= Short problem =
Write out each line in which the string "drug" is present.

= Exercise materials =
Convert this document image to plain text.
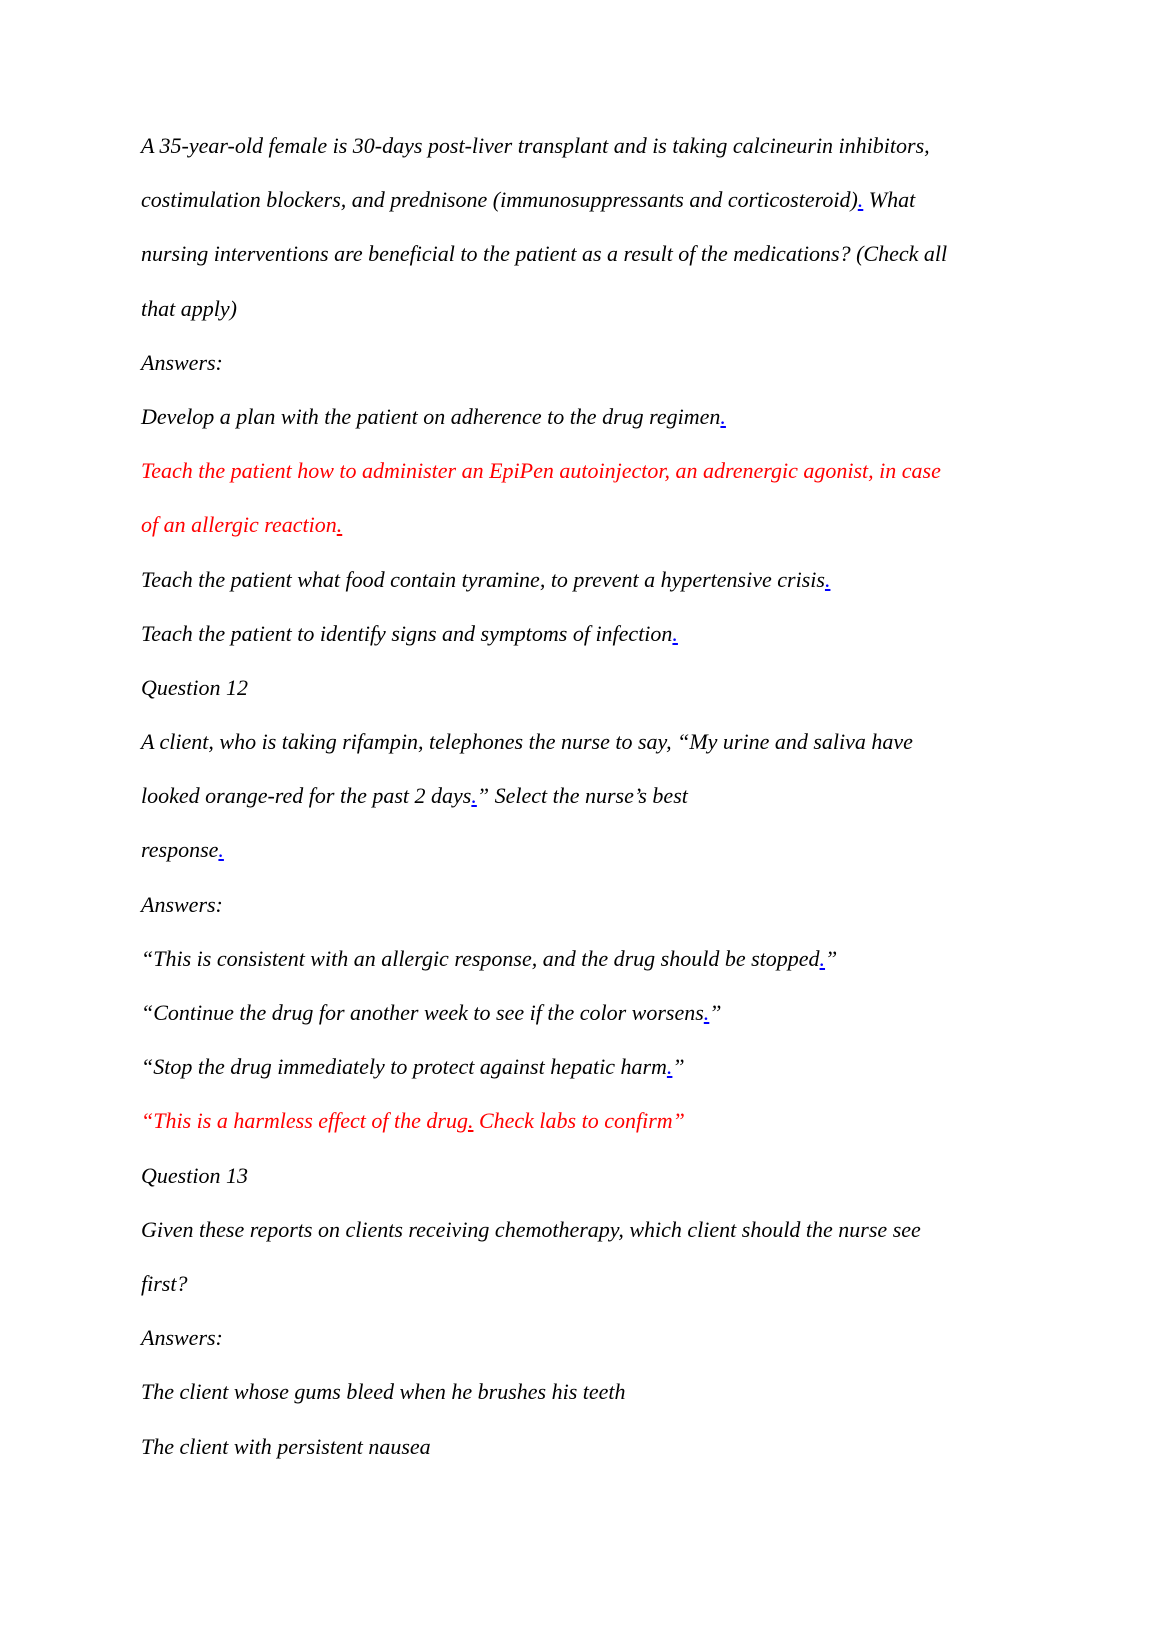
A 35-year-old female is 30-days post-liver transplant and is taking calcineurin inhibitors,
costimulation blockers, and prednisone (immunosuppressants and corticosteroid). What
nursing interventions are beneficial to the patient as a result of the medications? (Check all
that apply)
Answers:
Develop a plan with the patient on adherence to the drug regimen.
Teach the patient how to administer an EpiPen autoinjector, an adrenergic agonist, in case
of an allergic reaction.
Teach the patient what food contain tyramine, to prevent a hypertensive crisis.
Teach the patient to identify signs and symptoms of infection.
Question 12
A client, who is taking rifampin, telephones the nurse to say, “My urine and saliva have
looked orange-red for the past 2 days.” Select the nurse’s best
response.
Answers:
“This is consistent with an allergic response, and the drug should be stopped.”
“Continue the drug for another week to see if the color worsens.”
“Stop the drug immediately to protect against hepatic harm.”
“This is a harmless effect of the drug. Check labs to confirm”
Question 13
Given these reports on clients receiving chemotherapy, which client should the nurse see
first?
Answers:
The client whose gums bleed when he brushes his teeth
The client with persistent nausea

= Result below =
Develop a plan with the patient on adherence to the drug regimen.
“This is consistent with an allergic response, and the drug should be stopped.”
“Continue the drug for another week to see if the color worsens.”
“Stop the drug immediately to protect against hepatic harm.”
“This is a harmless effect of the drug. Check labs to confirm”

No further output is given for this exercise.